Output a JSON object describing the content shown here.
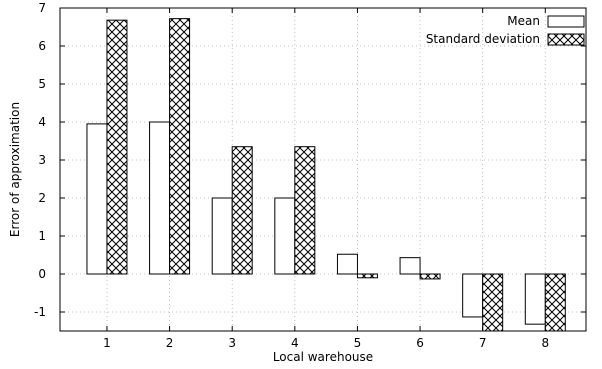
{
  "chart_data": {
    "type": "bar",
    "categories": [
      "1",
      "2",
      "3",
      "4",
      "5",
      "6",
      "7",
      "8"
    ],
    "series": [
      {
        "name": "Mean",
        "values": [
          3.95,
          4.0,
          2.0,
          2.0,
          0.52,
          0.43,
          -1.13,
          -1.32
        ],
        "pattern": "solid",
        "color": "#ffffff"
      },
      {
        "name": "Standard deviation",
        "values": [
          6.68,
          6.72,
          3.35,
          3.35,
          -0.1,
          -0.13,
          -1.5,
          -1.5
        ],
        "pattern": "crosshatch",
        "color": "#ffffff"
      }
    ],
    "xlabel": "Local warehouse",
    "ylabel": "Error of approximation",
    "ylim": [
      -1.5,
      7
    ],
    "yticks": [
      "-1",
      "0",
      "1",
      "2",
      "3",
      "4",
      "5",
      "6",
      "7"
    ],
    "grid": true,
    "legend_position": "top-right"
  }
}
══════════
[INSTRUCTIONS FOR THE TASK]: Leave the images out and output the remaining material exactly as it stands.

[RESULT OF THIS TASK]:
Output a JSON object describing the content shown here.
{
  "chart_data": {
    "type": "bar",
    "categories": [
      "1",
      "2",
      "3",
      "4",
      "5",
      "6",
      "7",
      "8"
    ],
    "series": [
      {
        "name": "Mean",
        "values": [
          3.95,
          4.0,
          2.0,
          2.0,
          0.52,
          0.43,
          -1.13,
          -1.32
        ],
        "pattern": "solid",
        "color": "#ffffff"
      },
      {
        "name": "Standard deviation",
        "values": [
          6.68,
          6.72,
          3.35,
          3.35,
          -0.1,
          -0.13,
          -1.5,
          -1.5
        ],
        "pattern": "crosshatch",
        "color": "#ffffff"
      }
    ],
    "xlabel": "Local warehouse",
    "ylabel": "Error of approximation",
    "ylim": [
      -1.5,
      7
    ],
    "yticks": [
      "-1",
      "0",
      "1",
      "2",
      "3",
      "4",
      "5",
      "6",
      "7"
    ],
    "grid": true,
    "legend_position": "top-right"
  }
}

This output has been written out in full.